#### [Task objective]
Lines containing "крайне" are to be counted. Give the number and nothing more.

--- BEGIN Given information ---

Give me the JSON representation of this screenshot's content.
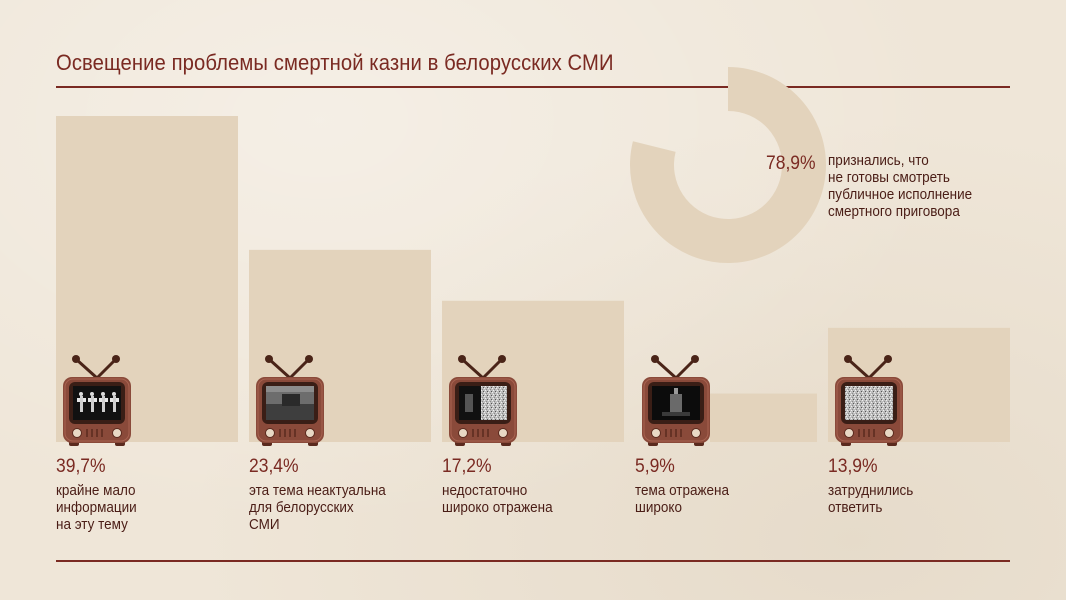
{
  "title": "Освещение проблемы смертной казни в белорусских СМИ",
  "colors": {
    "background": "#efe6d8",
    "bar": "#e3d3bc",
    "accent": "#7a2a22",
    "text_dark": "#4a1d16",
    "tv_body": "#8a4a3a"
  },
  "chart_data": [
    {
      "type": "bar",
      "categories": [
        "крайне мало информации на эту тему",
        "эта тема неактуальна для белорусских СМИ",
        "недостаточно широко отражена",
        "тема отражена широко",
        "затруднились ответить"
      ],
      "values": [
        39.7,
        23.4,
        17.2,
        5.9,
        13.9
      ],
      "ylim": [
        0,
        40
      ],
      "grid": false,
      "bars": [
        {
          "value_label": "39,7%",
          "description": "крайне мало\nинформации\nна эту тему",
          "icon": "tv-dancers-icon"
        },
        {
          "value_label": "23,4%",
          "description": "эта тема неактуальна\nдля белорусских\nСМИ",
          "icon": "tv-field-icon"
        },
        {
          "value_label": "17,2%",
          "description": "недостаточно\nшироко отражена",
          "icon": "tv-half-static-icon"
        },
        {
          "value_label": "5,9%",
          "description": "тема отражена\nшироко",
          "icon": "tv-dark-scene-icon"
        },
        {
          "value_label": "13,9%",
          "description": "затруднились\nответить",
          "icon": "tv-static-icon"
        }
      ]
    },
    {
      "type": "pie",
      "style": "donut",
      "values": [
        78.9
      ],
      "value_label": "78,9%",
      "description": "признались, что\nне готовы смотреть\nпубличное исполнение\nсмертного приговора"
    }
  ]
}
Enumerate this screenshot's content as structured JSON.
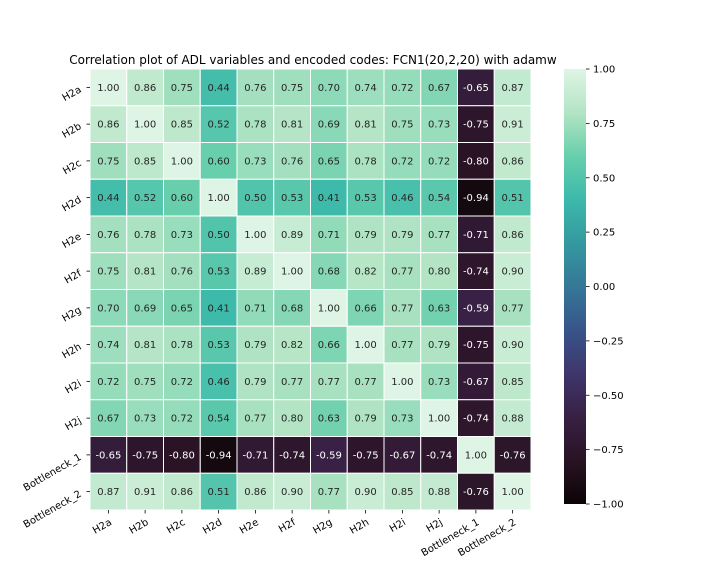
{
  "chart_data": {
    "type": "heatmap",
    "title": "Correlation plot of ADL variables and encoded codes: FCN1(20,2,20) with adamw",
    "xlabel": "",
    "ylabel": "",
    "row_labels": [
      "H2a",
      "H2b",
      "H2c",
      "H2d",
      "H2e",
      "H2f",
      "H2g",
      "H2h",
      "H2i",
      "H2j",
      "Bottleneck_1",
      "Bottleneck_2"
    ],
    "col_labels": [
      "H2a",
      "H2b",
      "H2c",
      "H2d",
      "H2e",
      "H2f",
      "H2g",
      "H2h",
      "H2i",
      "H2j",
      "Bottleneck_1",
      "Bottleneck_2"
    ],
    "values": [
      [
        1.0,
        0.86,
        0.75,
        0.44,
        0.76,
        0.75,
        0.7,
        0.74,
        0.72,
        0.67,
        -0.65,
        0.87
      ],
      [
        0.86,
        1.0,
        0.85,
        0.52,
        0.78,
        0.81,
        0.69,
        0.81,
        0.75,
        0.73,
        -0.75,
        0.91
      ],
      [
        0.75,
        0.85,
        1.0,
        0.6,
        0.73,
        0.76,
        0.65,
        0.78,
        0.72,
        0.72,
        -0.8,
        0.86
      ],
      [
        0.44,
        0.52,
        0.6,
        1.0,
        0.5,
        0.53,
        0.41,
        0.53,
        0.46,
        0.54,
        -0.94,
        0.51
      ],
      [
        0.76,
        0.78,
        0.73,
        0.5,
        1.0,
        0.89,
        0.71,
        0.79,
        0.79,
        0.77,
        -0.71,
        0.86
      ],
      [
        0.75,
        0.81,
        0.76,
        0.53,
        0.89,
        1.0,
        0.68,
        0.82,
        0.77,
        0.8,
        -0.74,
        0.9
      ],
      [
        0.7,
        0.69,
        0.65,
        0.41,
        0.71,
        0.68,
        1.0,
        0.66,
        0.77,
        0.63,
        -0.59,
        0.77
      ],
      [
        0.74,
        0.81,
        0.78,
        0.53,
        0.79,
        0.82,
        0.66,
        1.0,
        0.77,
        0.79,
        -0.75,
        0.9
      ],
      [
        0.72,
        0.75,
        0.72,
        0.46,
        0.79,
        0.77,
        0.77,
        0.77,
        1.0,
        0.73,
        -0.67,
        0.85
      ],
      [
        0.67,
        0.73,
        0.72,
        0.54,
        0.77,
        0.8,
        0.63,
        0.79,
        0.73,
        1.0,
        -0.74,
        0.88
      ],
      [
        -0.65,
        -0.75,
        -0.8,
        -0.94,
        -0.71,
        -0.74,
        -0.59,
        -0.75,
        -0.67,
        -0.74,
        1.0,
        -0.76
      ],
      [
        0.87,
        0.91,
        0.86,
        0.51,
        0.86,
        0.9,
        0.77,
        0.9,
        0.85,
        0.88,
        -0.76,
        1.0
      ]
    ],
    "value_format": "2 decimals",
    "vmin": -1.0,
    "vmax": 1.0,
    "colormap": "mako",
    "colorbar_ticks": [
      "1.00",
      "0.75",
      "0.50",
      "0.25",
      "0.00",
      "−0.25",
      "−0.50",
      "−0.75",
      "−1.00"
    ],
    "colorbar_tick_values": [
      1.0,
      0.75,
      0.5,
      0.25,
      0.0,
      -0.25,
      -0.5,
      -0.75,
      -1.0
    ],
    "cell_border_color": "#ffffff",
    "legend": "colorbar-right",
    "grid": false
  }
}
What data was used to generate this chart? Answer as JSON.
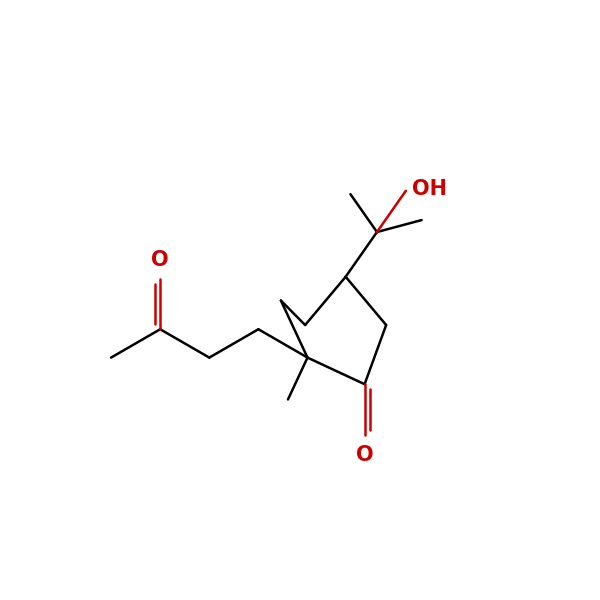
{
  "background": "#ffffff",
  "bond_color": "#000000",
  "oxygen_color": "#cc0000",
  "line_width": 1.8,
  "font_size_label": 13,
  "fig_width": 6.0,
  "fig_height": 6.0,
  "dpi": 100,
  "xlim": [
    -0.5,
    10.5
  ],
  "ylim": [
    -1.0,
    10.0
  ]
}
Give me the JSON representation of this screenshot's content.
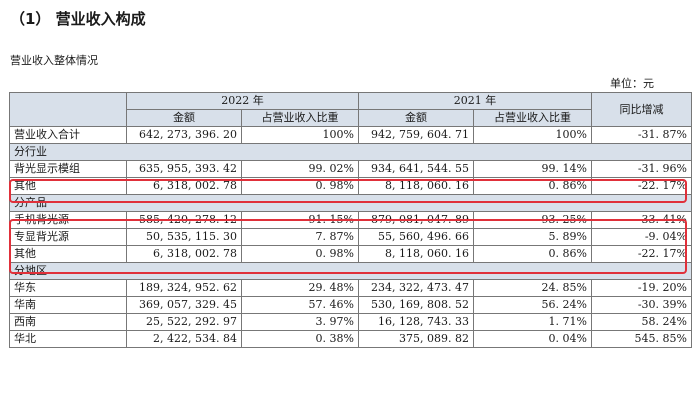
{
  "heading": "（1） 营业收入构成",
  "subheading": "营业收入整体情况",
  "unit_label": "单位：元",
  "header": {
    "year_2022": "2022 年",
    "year_2021": "2021 年",
    "yoy": "同比增减",
    "amount": "金额",
    "ratio": "占营业收入比重"
  },
  "total": {
    "label": "营业收入合计",
    "amt2022": "642, 273, 396. 20",
    "pct2022": "100%",
    "amt2021": "942, 759, 604. 71",
    "pct2021": "100%",
    "yoy": "-31. 87%"
  },
  "sections": {
    "industry": "分行业",
    "product": "分产品",
    "region": "分地区"
  },
  "rows": [
    {
      "label": "背光显示模组",
      "amt2022": "635, 955, 393. 42",
      "pct2022": "99. 02%",
      "amt2021": "934, 641, 544. 55",
      "pct2021": "99. 14%",
      "yoy": "-31. 96%"
    },
    {
      "label": "其他",
      "amt2022": "6, 318, 002. 78",
      "pct2022": "0. 98%",
      "amt2021": "8, 118, 060. 16",
      "pct2021": "0. 86%",
      "yoy": "-22. 17%"
    },
    {
      "label": "手机背光源",
      "amt2022": "585, 420, 278. 12",
      "pct2022": "91. 15%",
      "amt2021": "879, 081, 047. 89",
      "pct2021": "93. 25%",
      "yoy": "-33. 41%"
    },
    {
      "label": "专显背光源",
      "amt2022": "50, 535, 115. 30",
      "pct2022": "7. 87%",
      "amt2021": "55, 560, 496. 66",
      "pct2021": "5. 89%",
      "yoy": "-9. 04%"
    },
    {
      "label": "其他",
      "amt2022": "6, 318, 002. 78",
      "pct2022": "0. 98%",
      "amt2021": "8, 118, 060. 16",
      "pct2021": "0. 86%",
      "yoy": "-22. 17%"
    },
    {
      "label": "华东",
      "amt2022": "189, 324, 952. 62",
      "pct2022": "29. 48%",
      "amt2021": "234, 322, 473. 47",
      "pct2021": "24. 85%",
      "yoy": "-19. 20%"
    },
    {
      "label": "华南",
      "amt2022": "369, 057, 329. 45",
      "pct2022": "57. 46%",
      "amt2021": "530, 169, 808. 52",
      "pct2021": "56. 24%",
      "yoy": "-30. 39%"
    },
    {
      "label": "西南",
      "amt2022": "25, 522, 292. 97",
      "pct2022": "3. 97%",
      "amt2021": "16, 128, 743. 33",
      "pct2021": "1. 71%",
      "yoy": "58. 24%"
    },
    {
      "label": "华北",
      "amt2022": "2, 422, 534. 84",
      "pct2022": "0. 38%",
      "amt2021": "375, 089. 82",
      "pct2021": "0. 04%",
      "yoy": "545. 85%"
    }
  ],
  "highlight_color": "#e0303a"
}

--- END Given information ---

#### [Solution]
2